Short problem =
Copy every entry precisely.

Extracted entries =
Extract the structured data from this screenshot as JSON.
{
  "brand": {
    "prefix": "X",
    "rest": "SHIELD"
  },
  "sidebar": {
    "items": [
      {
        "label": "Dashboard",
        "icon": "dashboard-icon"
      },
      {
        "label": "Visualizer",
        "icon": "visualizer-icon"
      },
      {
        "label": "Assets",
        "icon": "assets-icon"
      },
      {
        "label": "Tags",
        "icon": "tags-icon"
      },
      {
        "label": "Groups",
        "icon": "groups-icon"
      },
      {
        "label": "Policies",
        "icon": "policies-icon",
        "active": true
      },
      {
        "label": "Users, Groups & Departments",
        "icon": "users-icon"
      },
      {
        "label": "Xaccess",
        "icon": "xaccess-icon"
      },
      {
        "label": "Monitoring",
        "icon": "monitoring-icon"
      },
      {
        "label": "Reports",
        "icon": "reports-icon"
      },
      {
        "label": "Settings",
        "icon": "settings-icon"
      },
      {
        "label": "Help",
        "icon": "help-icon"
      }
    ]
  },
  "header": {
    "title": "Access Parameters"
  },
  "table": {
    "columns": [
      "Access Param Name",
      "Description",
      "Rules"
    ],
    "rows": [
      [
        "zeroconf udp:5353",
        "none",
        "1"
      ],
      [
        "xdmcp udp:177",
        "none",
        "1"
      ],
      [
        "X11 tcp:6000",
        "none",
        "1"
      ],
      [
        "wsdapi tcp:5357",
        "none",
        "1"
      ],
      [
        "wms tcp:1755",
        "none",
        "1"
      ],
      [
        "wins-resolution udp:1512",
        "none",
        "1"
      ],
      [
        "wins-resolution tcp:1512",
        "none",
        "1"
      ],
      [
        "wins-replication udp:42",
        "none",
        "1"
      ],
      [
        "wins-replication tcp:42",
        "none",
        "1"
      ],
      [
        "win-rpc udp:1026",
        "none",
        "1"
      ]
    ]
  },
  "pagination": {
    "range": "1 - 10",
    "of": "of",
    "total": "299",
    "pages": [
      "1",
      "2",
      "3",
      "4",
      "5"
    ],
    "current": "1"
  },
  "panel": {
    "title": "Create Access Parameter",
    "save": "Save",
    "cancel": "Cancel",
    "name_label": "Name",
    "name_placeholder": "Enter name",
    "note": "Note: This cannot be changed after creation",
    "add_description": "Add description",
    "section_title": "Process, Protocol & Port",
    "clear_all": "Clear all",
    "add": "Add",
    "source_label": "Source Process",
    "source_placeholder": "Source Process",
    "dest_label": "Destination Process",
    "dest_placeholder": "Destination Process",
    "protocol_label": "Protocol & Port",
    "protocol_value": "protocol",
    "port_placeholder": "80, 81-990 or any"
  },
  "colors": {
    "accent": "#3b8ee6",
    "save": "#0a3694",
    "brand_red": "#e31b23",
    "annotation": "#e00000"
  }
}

Solution below =
Extract the structured data from this screenshot as JSON.
{
  "brand": {
    "prefix": "X",
    "rest": "SHIELD"
  },
  "sidebar": {
    "items": [
      {
        "label": "Dashboard",
        "icon": "dashboard-icon"
      },
      {
        "label": "Visualizer",
        "icon": "visualizer-icon"
      },
      {
        "label": "Assets",
        "icon": "assets-icon"
      },
      {
        "label": "Tags",
        "icon": "tags-icon"
      },
      {
        "label": "Groups",
        "icon": "groups-icon"
      },
      {
        "label": "Policies",
        "icon": "policies-icon",
        "active": true
      },
      {
        "label": "Users, Groups & Departments",
        "icon": "users-icon"
      },
      {
        "label": "Xaccess",
        "icon": "xaccess-icon"
      },
      {
        "label": "Monitoring",
        "icon": "monitoring-icon"
      },
      {
        "label": "Reports",
        "icon": "reports-icon"
      },
      {
        "label": "Settings",
        "icon": "settings-icon"
      },
      {
        "label": "Help",
        "icon": "help-icon"
      }
    ]
  },
  "header": {
    "title": "Access Parameters"
  },
  "table": {
    "columns": [
      "Access Param Name",
      "Description",
      "Rules"
    ],
    "rows": [
      [
        "zeroconf udp:5353",
        "none",
        "1"
      ],
      [
        "xdmcp udp:177",
        "none",
        "1"
      ],
      [
        "X11 tcp:6000",
        "none",
        "1"
      ],
      [
        "wsdapi tcp:5357",
        "none",
        "1"
      ],
      [
        "wms tcp:1755",
        "none",
        "1"
      ],
      [
        "wins-resolution udp:1512",
        "none",
        "1"
      ],
      [
        "wins-resolution tcp:1512",
        "none",
        "1"
      ],
      [
        "wins-replication udp:42",
        "none",
        "1"
      ],
      [
        "wins-replication tcp:42",
        "none",
        "1"
      ],
      [
        "win-rpc udp:1026",
        "none",
        "1"
      ]
    ]
  },
  "pagination": {
    "range": "1 - 10",
    "of": "of",
    "total": "299",
    "pages": [
      "1",
      "2",
      "3",
      "4",
      "5"
    ],
    "current": "1"
  },
  "panel": {
    "title": "Create Access Parameter",
    "save": "Save",
    "cancel": "Cancel",
    "name_label": "Name",
    "name_placeholder": "Enter name",
    "note": "Note: This cannot be changed after creation",
    "add_description": "Add description",
    "section_title": "Process, Protocol & Port",
    "clear_all": "Clear all",
    "add": "Add",
    "source_label": "Source Process",
    "source_placeholder": "Source Process",
    "dest_label": "Destination Process",
    "dest_placeholder": "Destination Process",
    "protocol_label": "Protocol & Port",
    "protocol_value": "protocol",
    "port_placeholder": "80, 81-990 or any"
  },
  "colors": {
    "accent": "#3b8ee6",
    "save": "#0a3694",
    "brand_red": "#e31b23",
    "annotation": "#e00000"
  }
}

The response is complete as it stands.